— BEGIN EXERCISE MATERIALS —

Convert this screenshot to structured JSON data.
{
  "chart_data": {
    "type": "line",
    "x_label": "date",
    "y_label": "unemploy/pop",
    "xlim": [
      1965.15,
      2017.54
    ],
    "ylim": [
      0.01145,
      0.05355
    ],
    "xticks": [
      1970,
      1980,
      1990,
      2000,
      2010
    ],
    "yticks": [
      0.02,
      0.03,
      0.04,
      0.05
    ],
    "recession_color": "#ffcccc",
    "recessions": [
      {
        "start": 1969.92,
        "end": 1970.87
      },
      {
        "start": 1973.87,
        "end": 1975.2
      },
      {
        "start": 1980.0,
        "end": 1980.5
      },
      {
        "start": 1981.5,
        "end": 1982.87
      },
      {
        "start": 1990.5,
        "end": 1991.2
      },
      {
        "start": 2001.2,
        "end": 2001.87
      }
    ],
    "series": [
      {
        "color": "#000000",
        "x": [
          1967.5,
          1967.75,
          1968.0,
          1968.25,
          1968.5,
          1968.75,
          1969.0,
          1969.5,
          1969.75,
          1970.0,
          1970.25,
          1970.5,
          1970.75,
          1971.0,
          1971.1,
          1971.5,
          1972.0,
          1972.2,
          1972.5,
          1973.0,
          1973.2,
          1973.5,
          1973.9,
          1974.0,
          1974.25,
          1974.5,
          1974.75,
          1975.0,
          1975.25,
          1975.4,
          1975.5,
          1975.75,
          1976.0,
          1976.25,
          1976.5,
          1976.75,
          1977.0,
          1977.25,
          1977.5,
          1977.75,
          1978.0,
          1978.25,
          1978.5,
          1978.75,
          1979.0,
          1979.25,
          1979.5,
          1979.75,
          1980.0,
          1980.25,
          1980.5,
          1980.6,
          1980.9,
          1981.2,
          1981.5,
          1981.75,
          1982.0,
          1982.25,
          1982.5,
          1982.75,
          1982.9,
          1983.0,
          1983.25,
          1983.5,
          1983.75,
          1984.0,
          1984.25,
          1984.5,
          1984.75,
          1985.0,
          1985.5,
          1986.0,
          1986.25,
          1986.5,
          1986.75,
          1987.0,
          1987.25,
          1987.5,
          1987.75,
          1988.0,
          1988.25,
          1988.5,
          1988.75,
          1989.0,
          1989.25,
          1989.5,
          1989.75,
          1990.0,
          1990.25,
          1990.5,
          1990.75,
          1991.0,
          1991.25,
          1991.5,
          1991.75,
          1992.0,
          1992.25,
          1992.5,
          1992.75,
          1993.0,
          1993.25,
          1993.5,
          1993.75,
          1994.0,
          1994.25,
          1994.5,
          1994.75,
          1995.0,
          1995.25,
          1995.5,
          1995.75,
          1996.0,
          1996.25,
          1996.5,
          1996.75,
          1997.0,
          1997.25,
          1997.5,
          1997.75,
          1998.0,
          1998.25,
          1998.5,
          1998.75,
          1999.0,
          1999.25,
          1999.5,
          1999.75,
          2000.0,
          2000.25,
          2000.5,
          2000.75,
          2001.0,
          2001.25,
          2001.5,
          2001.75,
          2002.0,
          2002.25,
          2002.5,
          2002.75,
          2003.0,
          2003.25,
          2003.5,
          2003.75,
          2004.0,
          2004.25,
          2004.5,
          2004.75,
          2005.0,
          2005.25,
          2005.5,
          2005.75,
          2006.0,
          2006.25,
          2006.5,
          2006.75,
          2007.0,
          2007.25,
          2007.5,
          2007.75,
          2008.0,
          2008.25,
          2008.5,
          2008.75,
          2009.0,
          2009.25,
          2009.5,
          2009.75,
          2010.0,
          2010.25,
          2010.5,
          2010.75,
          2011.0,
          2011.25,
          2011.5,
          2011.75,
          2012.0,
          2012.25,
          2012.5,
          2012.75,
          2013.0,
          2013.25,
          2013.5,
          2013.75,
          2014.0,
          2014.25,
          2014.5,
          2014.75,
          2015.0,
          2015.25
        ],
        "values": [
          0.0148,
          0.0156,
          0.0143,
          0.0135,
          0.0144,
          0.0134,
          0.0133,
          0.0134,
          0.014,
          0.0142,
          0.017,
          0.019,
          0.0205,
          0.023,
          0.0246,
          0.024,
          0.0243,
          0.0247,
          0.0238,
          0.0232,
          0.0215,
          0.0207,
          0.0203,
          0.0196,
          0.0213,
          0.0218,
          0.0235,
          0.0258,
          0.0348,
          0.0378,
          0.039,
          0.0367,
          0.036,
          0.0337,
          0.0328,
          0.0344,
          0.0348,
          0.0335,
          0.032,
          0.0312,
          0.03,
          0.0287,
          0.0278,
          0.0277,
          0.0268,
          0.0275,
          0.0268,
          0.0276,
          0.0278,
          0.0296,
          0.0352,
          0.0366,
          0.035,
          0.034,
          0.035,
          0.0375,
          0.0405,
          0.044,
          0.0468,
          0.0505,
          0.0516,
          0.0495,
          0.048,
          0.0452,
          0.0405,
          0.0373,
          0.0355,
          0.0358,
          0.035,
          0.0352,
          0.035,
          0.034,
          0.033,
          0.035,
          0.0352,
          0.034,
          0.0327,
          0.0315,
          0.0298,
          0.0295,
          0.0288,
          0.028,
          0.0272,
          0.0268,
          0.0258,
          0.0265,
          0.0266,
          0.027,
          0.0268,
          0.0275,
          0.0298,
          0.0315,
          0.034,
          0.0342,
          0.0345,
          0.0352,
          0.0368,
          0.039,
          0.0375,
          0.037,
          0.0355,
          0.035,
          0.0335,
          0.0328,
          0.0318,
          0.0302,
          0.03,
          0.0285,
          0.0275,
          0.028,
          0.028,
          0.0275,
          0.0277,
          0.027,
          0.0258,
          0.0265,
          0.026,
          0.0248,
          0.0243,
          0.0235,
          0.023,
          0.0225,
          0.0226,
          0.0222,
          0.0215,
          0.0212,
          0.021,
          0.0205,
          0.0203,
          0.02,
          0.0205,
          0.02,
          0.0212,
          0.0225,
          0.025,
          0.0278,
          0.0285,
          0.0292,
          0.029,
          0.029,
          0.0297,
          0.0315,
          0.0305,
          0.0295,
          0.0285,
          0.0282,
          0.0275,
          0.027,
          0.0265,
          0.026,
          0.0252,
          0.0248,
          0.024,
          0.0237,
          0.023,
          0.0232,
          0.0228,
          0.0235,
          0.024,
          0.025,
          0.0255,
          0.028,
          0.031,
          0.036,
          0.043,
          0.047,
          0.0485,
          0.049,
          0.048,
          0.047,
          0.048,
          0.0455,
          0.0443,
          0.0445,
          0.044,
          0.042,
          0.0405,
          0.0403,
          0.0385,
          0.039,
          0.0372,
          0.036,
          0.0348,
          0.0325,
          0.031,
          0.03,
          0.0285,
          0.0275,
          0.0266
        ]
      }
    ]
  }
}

— END EXERCISE MATERIALS —

# THE REQUEST:
Would you reproduce all the entries exactly?

# EXERCISE SOLUTION:
Convert this screenshot to structured JSON data.
{
  "chart_data": {
    "type": "line",
    "x_label": "date",
    "y_label": "unemploy/pop",
    "xlim": [
      1965.15,
      2017.54
    ],
    "ylim": [
      0.01145,
      0.05355
    ],
    "xticks": [
      1970,
      1980,
      1990,
      2000,
      2010
    ],
    "yticks": [
      0.02,
      0.03,
      0.04,
      0.05
    ],
    "recession_color": "#ffcccc",
    "recessions": [
      {
        "start": 1969.92,
        "end": 1970.87
      },
      {
        "start": 1973.87,
        "end": 1975.2
      },
      {
        "start": 1980.0,
        "end": 1980.5
      },
      {
        "start": 1981.5,
        "end": 1982.87
      },
      {
        "start": 1990.5,
        "end": 1991.2
      },
      {
        "start": 2001.2,
        "end": 2001.87
      }
    ],
    "series": [
      {
        "color": "#000000",
        "x": [
          1967.5,
          1967.75,
          1968.0,
          1968.25,
          1968.5,
          1968.75,
          1969.0,
          1969.5,
          1969.75,
          1970.0,
          1970.25,
          1970.5,
          1970.75,
          1971.0,
          1971.1,
          1971.5,
          1972.0,
          1972.2,
          1972.5,
          1973.0,
          1973.2,
          1973.5,
          1973.9,
          1974.0,
          1974.25,
          1974.5,
          1974.75,
          1975.0,
          1975.25,
          1975.4,
          1975.5,
          1975.75,
          1976.0,
          1976.25,
          1976.5,
          1976.75,
          1977.0,
          1977.25,
          1977.5,
          1977.75,
          1978.0,
          1978.25,
          1978.5,
          1978.75,
          1979.0,
          1979.25,
          1979.5,
          1979.75,
          1980.0,
          1980.25,
          1980.5,
          1980.6,
          1980.9,
          1981.2,
          1981.5,
          1981.75,
          1982.0,
          1982.25,
          1982.5,
          1982.75,
          1982.9,
          1983.0,
          1983.25,
          1983.5,
          1983.75,
          1984.0,
          1984.25,
          1984.5,
          1984.75,
          1985.0,
          1985.5,
          1986.0,
          1986.25,
          1986.5,
          1986.75,
          1987.0,
          1987.25,
          1987.5,
          1987.75,
          1988.0,
          1988.25,
          1988.5,
          1988.75,
          1989.0,
          1989.25,
          1989.5,
          1989.75,
          1990.0,
          1990.25,
          1990.5,
          1990.75,
          1991.0,
          1991.25,
          1991.5,
          1991.75,
          1992.0,
          1992.25,
          1992.5,
          1992.75,
          1993.0,
          1993.25,
          1993.5,
          1993.75,
          1994.0,
          1994.25,
          1994.5,
          1994.75,
          1995.0,
          1995.25,
          1995.5,
          1995.75,
          1996.0,
          1996.25,
          1996.5,
          1996.75,
          1997.0,
          1997.25,
          1997.5,
          1997.75,
          1998.0,
          1998.25,
          1998.5,
          1998.75,
          1999.0,
          1999.25,
          1999.5,
          1999.75,
          2000.0,
          2000.25,
          2000.5,
          2000.75,
          2001.0,
          2001.25,
          2001.5,
          2001.75,
          2002.0,
          2002.25,
          2002.5,
          2002.75,
          2003.0,
          2003.25,
          2003.5,
          2003.75,
          2004.0,
          2004.25,
          2004.5,
          2004.75,
          2005.0,
          2005.25,
          2005.5,
          2005.75,
          2006.0,
          2006.25,
          2006.5,
          2006.75,
          2007.0,
          2007.25,
          2007.5,
          2007.75,
          2008.0,
          2008.25,
          2008.5,
          2008.75,
          2009.0,
          2009.25,
          2009.5,
          2009.75,
          2010.0,
          2010.25,
          2010.5,
          2010.75,
          2011.0,
          2011.25,
          2011.5,
          2011.75,
          2012.0,
          2012.25,
          2012.5,
          2012.75,
          2013.0,
          2013.25,
          2013.5,
          2013.75,
          2014.0,
          2014.25,
          2014.5,
          2014.75,
          2015.0,
          2015.25
        ],
        "values": [
          0.0148,
          0.0156,
          0.0143,
          0.0135,
          0.0144,
          0.0134,
          0.0133,
          0.0134,
          0.014,
          0.0142,
          0.017,
          0.019,
          0.0205,
          0.023,
          0.0246,
          0.024,
          0.0243,
          0.0247,
          0.0238,
          0.0232,
          0.0215,
          0.0207,
          0.0203,
          0.0196,
          0.0213,
          0.0218,
          0.0235,
          0.0258,
          0.0348,
          0.0378,
          0.039,
          0.0367,
          0.036,
          0.0337,
          0.0328,
          0.0344,
          0.0348,
          0.0335,
          0.032,
          0.0312,
          0.03,
          0.0287,
          0.0278,
          0.0277,
          0.0268,
          0.0275,
          0.0268,
          0.0276,
          0.0278,
          0.0296,
          0.0352,
          0.0366,
          0.035,
          0.034,
          0.035,
          0.0375,
          0.0405,
          0.044,
          0.0468,
          0.0505,
          0.0516,
          0.0495,
          0.048,
          0.0452,
          0.0405,
          0.0373,
          0.0355,
          0.0358,
          0.035,
          0.0352,
          0.035,
          0.034,
          0.033,
          0.035,
          0.0352,
          0.034,
          0.0327,
          0.0315,
          0.0298,
          0.0295,
          0.0288,
          0.028,
          0.0272,
          0.0268,
          0.0258,
          0.0265,
          0.0266,
          0.027,
          0.0268,
          0.0275,
          0.0298,
          0.0315,
          0.034,
          0.0342,
          0.0345,
          0.0352,
          0.0368,
          0.039,
          0.0375,
          0.037,
          0.0355,
          0.035,
          0.0335,
          0.0328,
          0.0318,
          0.0302,
          0.03,
          0.0285,
          0.0275,
          0.028,
          0.028,
          0.0275,
          0.0277,
          0.027,
          0.0258,
          0.0265,
          0.026,
          0.0248,
          0.0243,
          0.0235,
          0.023,
          0.0225,
          0.0226,
          0.0222,
          0.0215,
          0.0212,
          0.021,
          0.0205,
          0.0203,
          0.02,
          0.0205,
          0.02,
          0.0212,
          0.0225,
          0.025,
          0.0278,
          0.0285,
          0.0292,
          0.029,
          0.029,
          0.0297,
          0.0315,
          0.0305,
          0.0295,
          0.0285,
          0.0282,
          0.0275,
          0.027,
          0.0265,
          0.026,
          0.0252,
          0.0248,
          0.024,
          0.0237,
          0.023,
          0.0232,
          0.0228,
          0.0235,
          0.024,
          0.025,
          0.0255,
          0.028,
          0.031,
          0.036,
          0.043,
          0.047,
          0.0485,
          0.049,
          0.048,
          0.047,
          0.048,
          0.0455,
          0.0443,
          0.0445,
          0.044,
          0.042,
          0.0405,
          0.0403,
          0.0385,
          0.039,
          0.0372,
          0.036,
          0.0348,
          0.0325,
          0.031,
          0.03,
          0.0285,
          0.0275,
          0.0266
        ]
      }
    ]
  }
}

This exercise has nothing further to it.